## Objective
Please copy every line of the records below that holds the word "uszkodzenie".

## Data for the task
((
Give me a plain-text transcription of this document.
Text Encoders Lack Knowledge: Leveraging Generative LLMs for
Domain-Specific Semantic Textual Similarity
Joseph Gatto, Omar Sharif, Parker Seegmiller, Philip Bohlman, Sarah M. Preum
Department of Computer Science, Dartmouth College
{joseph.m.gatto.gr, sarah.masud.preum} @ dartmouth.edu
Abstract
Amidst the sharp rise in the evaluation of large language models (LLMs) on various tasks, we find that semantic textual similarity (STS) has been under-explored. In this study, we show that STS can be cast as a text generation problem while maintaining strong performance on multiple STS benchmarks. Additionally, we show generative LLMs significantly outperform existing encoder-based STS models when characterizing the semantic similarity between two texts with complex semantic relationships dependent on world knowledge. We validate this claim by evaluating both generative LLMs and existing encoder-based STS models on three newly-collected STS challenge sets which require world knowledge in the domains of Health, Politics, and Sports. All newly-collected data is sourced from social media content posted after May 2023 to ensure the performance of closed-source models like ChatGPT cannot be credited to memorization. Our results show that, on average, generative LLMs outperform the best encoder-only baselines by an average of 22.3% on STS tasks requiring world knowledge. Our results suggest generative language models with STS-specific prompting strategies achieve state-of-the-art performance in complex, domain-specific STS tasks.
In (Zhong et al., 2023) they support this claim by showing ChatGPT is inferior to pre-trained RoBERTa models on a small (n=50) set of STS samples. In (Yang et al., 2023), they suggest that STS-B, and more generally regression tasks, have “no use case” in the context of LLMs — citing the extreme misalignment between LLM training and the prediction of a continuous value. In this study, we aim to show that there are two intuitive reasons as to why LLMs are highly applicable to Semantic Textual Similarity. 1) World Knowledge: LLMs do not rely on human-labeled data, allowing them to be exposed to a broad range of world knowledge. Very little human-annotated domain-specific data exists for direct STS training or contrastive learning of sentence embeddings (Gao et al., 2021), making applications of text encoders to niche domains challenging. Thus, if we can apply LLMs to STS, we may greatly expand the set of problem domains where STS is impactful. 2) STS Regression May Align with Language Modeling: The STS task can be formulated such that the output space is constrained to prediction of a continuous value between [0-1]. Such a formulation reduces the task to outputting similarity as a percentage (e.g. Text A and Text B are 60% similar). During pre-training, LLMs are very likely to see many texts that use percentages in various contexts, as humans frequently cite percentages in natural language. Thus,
))
((
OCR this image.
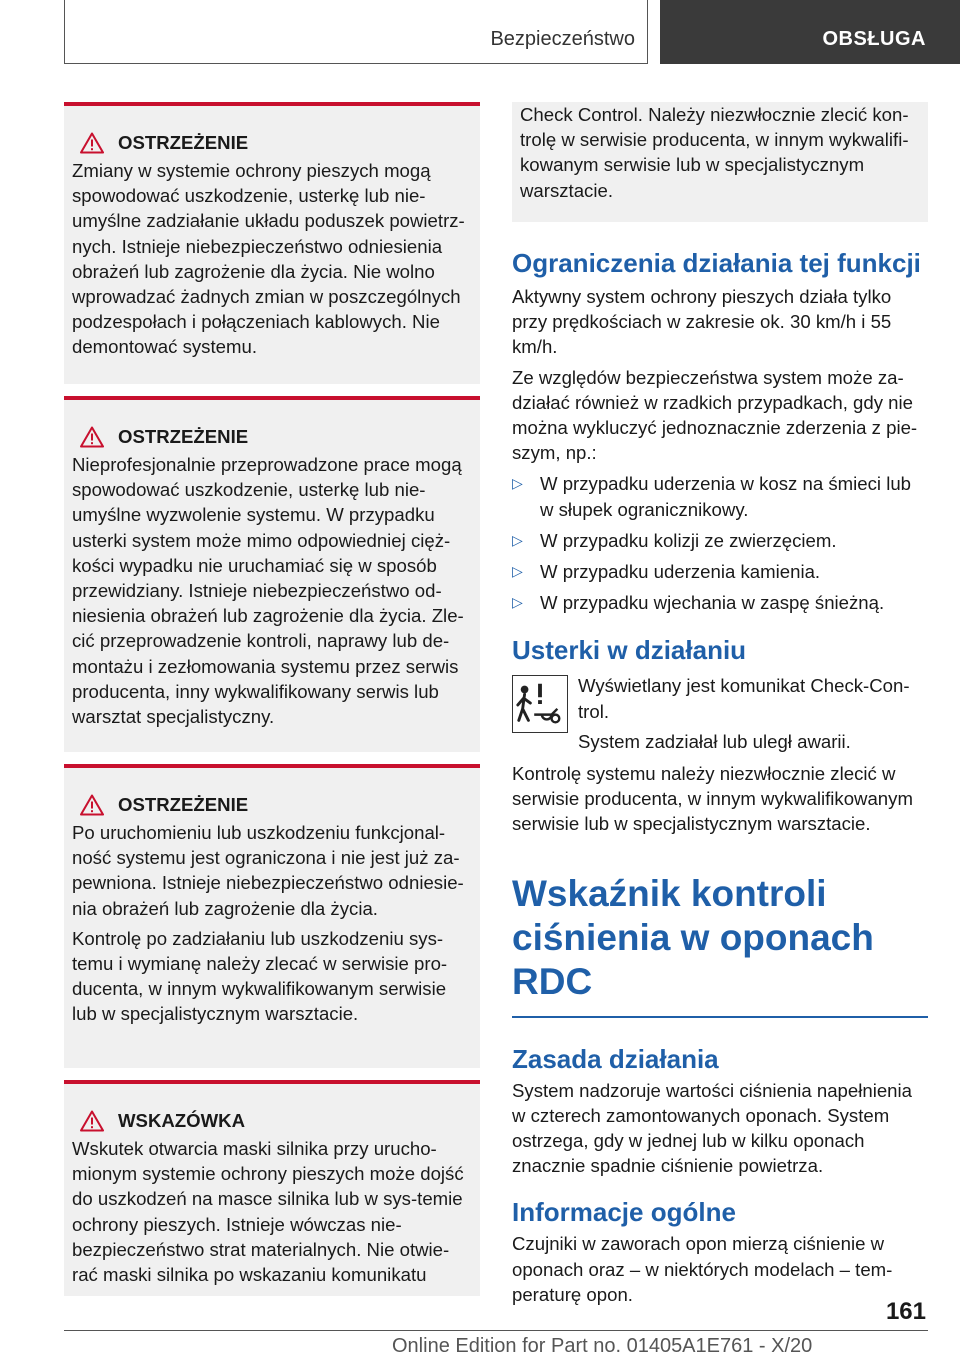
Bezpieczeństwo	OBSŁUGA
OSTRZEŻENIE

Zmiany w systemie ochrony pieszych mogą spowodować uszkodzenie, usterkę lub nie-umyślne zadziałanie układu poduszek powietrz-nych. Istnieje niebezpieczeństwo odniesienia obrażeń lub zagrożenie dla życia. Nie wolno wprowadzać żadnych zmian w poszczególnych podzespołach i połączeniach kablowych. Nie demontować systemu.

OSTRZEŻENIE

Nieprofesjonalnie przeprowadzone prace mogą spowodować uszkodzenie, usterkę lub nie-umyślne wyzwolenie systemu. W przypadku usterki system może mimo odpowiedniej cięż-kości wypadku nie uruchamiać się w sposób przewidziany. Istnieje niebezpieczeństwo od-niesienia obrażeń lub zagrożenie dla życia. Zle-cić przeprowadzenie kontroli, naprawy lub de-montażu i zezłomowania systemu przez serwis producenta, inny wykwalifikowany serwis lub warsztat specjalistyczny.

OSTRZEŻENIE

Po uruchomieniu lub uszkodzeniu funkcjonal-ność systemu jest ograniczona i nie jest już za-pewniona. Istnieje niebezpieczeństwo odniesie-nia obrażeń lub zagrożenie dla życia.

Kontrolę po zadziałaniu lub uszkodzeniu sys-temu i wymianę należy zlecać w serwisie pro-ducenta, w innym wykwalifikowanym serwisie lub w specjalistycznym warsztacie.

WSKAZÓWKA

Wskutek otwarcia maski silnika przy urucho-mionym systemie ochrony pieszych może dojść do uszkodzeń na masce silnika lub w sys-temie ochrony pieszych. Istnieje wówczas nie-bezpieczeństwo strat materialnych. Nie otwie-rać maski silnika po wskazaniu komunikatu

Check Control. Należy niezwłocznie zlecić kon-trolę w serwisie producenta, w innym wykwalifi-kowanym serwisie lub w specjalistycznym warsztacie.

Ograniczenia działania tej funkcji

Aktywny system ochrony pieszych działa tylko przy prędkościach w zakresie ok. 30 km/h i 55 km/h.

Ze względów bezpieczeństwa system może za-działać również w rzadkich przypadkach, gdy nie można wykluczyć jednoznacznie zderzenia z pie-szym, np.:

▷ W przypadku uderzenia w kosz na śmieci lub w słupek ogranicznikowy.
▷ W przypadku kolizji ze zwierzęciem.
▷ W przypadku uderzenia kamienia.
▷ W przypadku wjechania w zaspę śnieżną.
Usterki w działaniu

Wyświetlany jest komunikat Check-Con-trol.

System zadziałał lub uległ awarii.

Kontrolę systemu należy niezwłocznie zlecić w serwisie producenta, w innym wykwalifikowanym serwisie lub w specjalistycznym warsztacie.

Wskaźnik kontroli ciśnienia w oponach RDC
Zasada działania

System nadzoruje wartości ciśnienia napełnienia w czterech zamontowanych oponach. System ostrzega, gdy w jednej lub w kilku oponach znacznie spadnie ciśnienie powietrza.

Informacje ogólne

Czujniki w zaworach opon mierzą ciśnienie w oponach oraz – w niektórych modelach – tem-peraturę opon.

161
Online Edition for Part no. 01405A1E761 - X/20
))
((
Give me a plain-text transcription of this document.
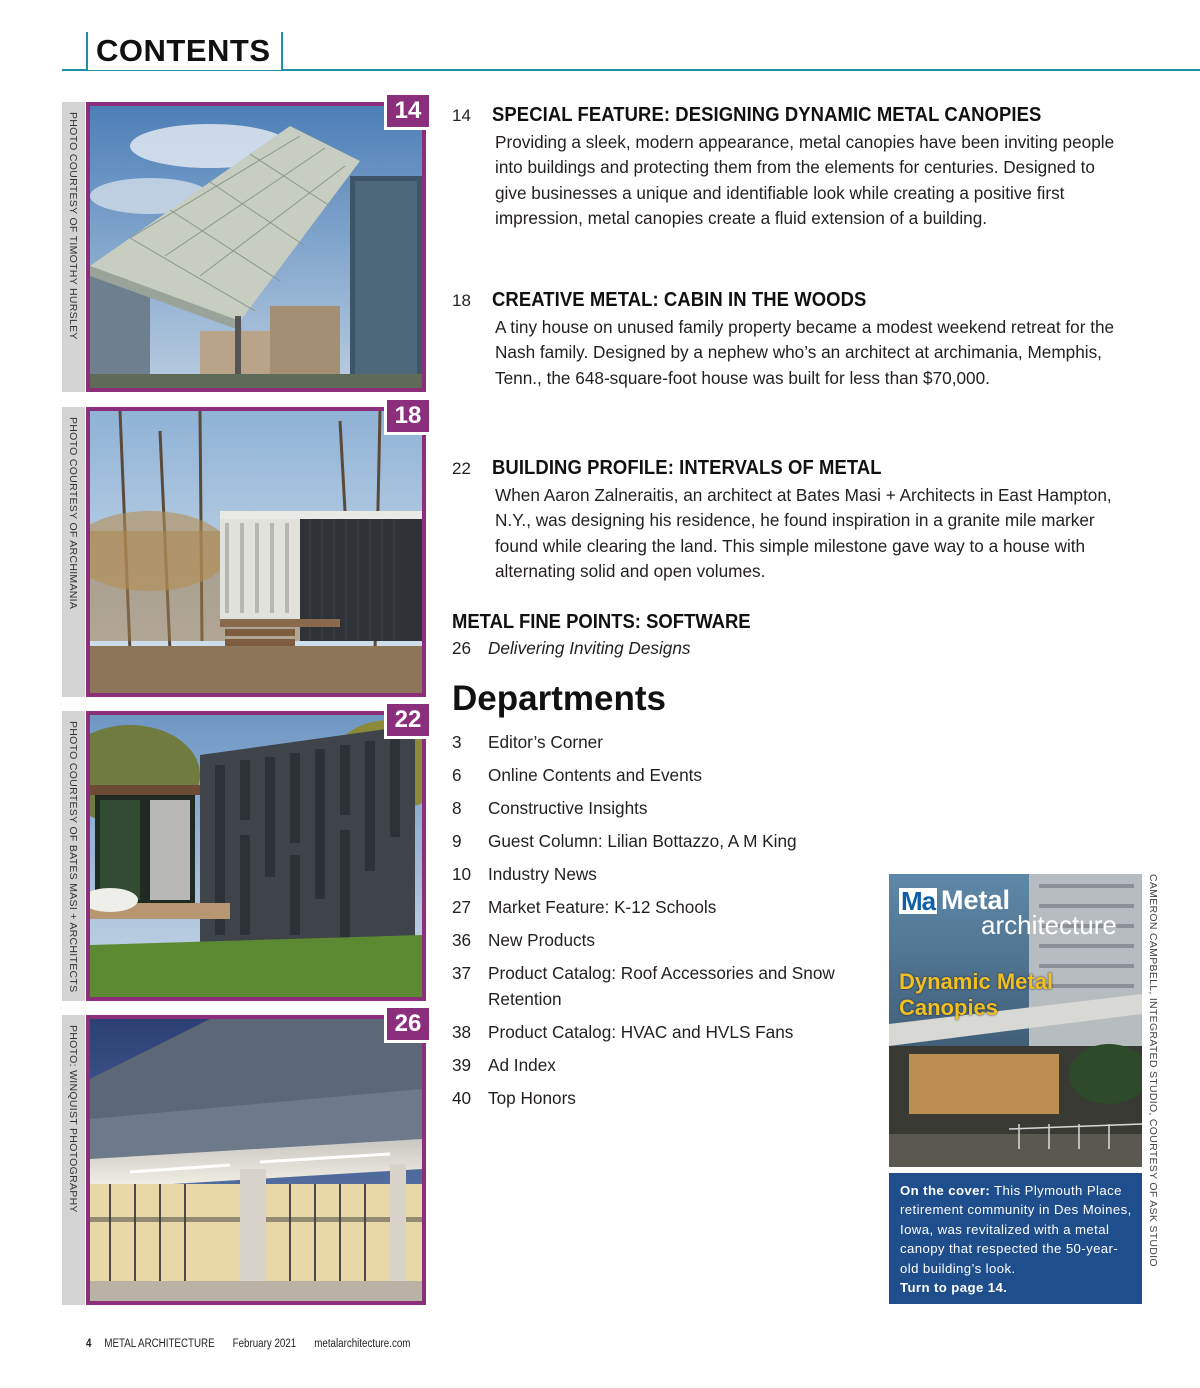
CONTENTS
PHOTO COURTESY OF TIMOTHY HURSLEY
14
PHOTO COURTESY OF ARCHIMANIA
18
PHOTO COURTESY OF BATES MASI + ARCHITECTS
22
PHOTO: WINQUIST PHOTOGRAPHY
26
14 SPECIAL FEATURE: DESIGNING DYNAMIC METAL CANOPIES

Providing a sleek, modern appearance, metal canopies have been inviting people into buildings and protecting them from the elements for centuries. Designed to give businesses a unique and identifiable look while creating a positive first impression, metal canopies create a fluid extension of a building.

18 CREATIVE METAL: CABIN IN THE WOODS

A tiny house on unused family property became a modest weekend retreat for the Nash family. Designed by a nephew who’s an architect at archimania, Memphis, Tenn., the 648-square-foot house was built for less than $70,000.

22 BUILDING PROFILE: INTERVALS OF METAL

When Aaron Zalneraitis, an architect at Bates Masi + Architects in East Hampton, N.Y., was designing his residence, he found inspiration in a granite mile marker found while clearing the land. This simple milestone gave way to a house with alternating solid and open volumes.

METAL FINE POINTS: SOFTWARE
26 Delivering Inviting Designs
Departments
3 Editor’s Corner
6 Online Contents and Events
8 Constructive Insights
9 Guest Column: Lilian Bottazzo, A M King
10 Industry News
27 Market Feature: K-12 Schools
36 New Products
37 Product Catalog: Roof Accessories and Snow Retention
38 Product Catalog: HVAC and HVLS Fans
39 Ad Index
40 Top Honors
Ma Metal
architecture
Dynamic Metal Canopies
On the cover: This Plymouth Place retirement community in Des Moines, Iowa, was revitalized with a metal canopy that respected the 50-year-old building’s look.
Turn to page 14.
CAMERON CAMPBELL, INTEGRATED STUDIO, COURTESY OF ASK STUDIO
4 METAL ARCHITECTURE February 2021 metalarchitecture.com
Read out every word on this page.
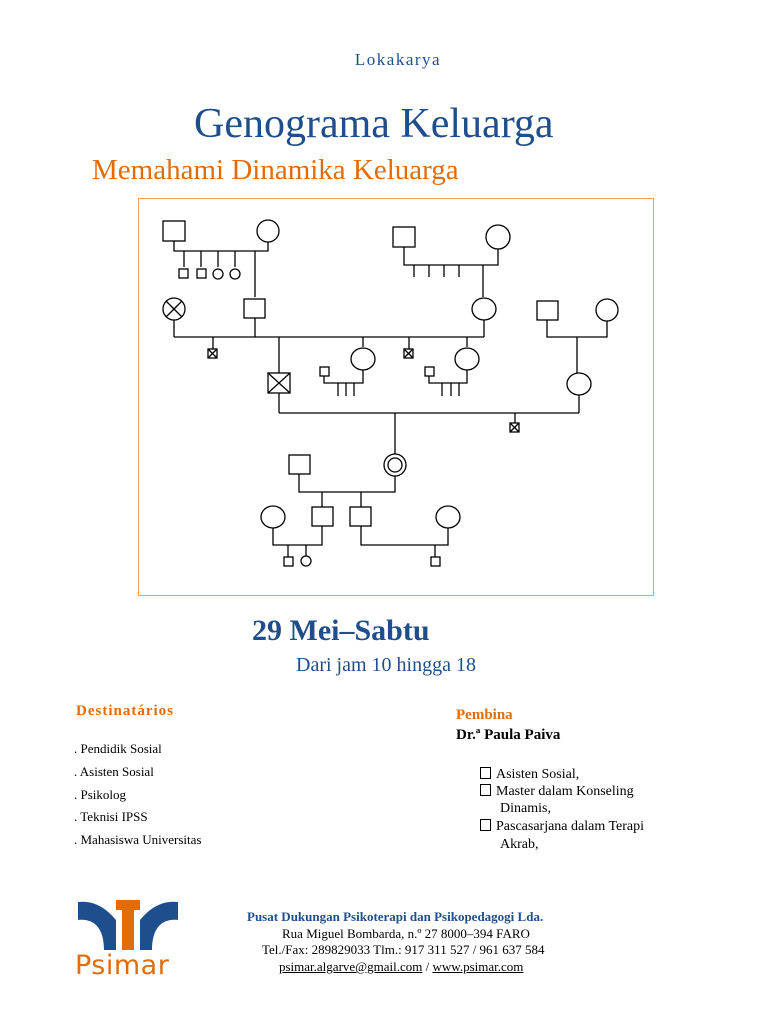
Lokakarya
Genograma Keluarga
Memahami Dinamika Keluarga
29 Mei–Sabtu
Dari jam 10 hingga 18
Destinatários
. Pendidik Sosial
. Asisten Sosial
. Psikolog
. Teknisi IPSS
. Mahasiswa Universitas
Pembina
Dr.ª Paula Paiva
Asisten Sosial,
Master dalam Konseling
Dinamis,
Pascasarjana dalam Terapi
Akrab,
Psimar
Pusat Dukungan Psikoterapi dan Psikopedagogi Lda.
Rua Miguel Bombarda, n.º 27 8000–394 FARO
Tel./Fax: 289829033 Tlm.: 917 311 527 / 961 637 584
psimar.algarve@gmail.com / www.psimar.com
))
## Expected answer
Zmiany w systemie ochrony pieszych mogą spowodować uszkodzenie, usterkę lub nie-umyślne zadziałanie układu poduszek powietrz-nych. Istnieje niebezpieczeństwo odniesienia obrażeń lub zagrożenie dla życia. Nie wolno wprowadzać żadnych zmian w poszczególnych podzespołach i połączeniach kablowych. Nie demontować systemu.
Nieprofesjonalnie przeprowadzone prace mogą spowodować uszkodzenie, usterkę lub nie-umyślne wyzwolenie systemu. W przypadku usterki system może mimo odpowiedniej cięż-kości wypadku nie uruchamiać się w sposób przewidziany. Istnieje niebezpieczeństwo od-niesienia obrażeń lub zagrożenie dla życia. Zle-cić przeprowadzenie kontroli, naprawy lub de-montażu i zezłomowania systemu przez serwis producenta, inny wykwalifikowany serwis lub warsztat specjalistyczny.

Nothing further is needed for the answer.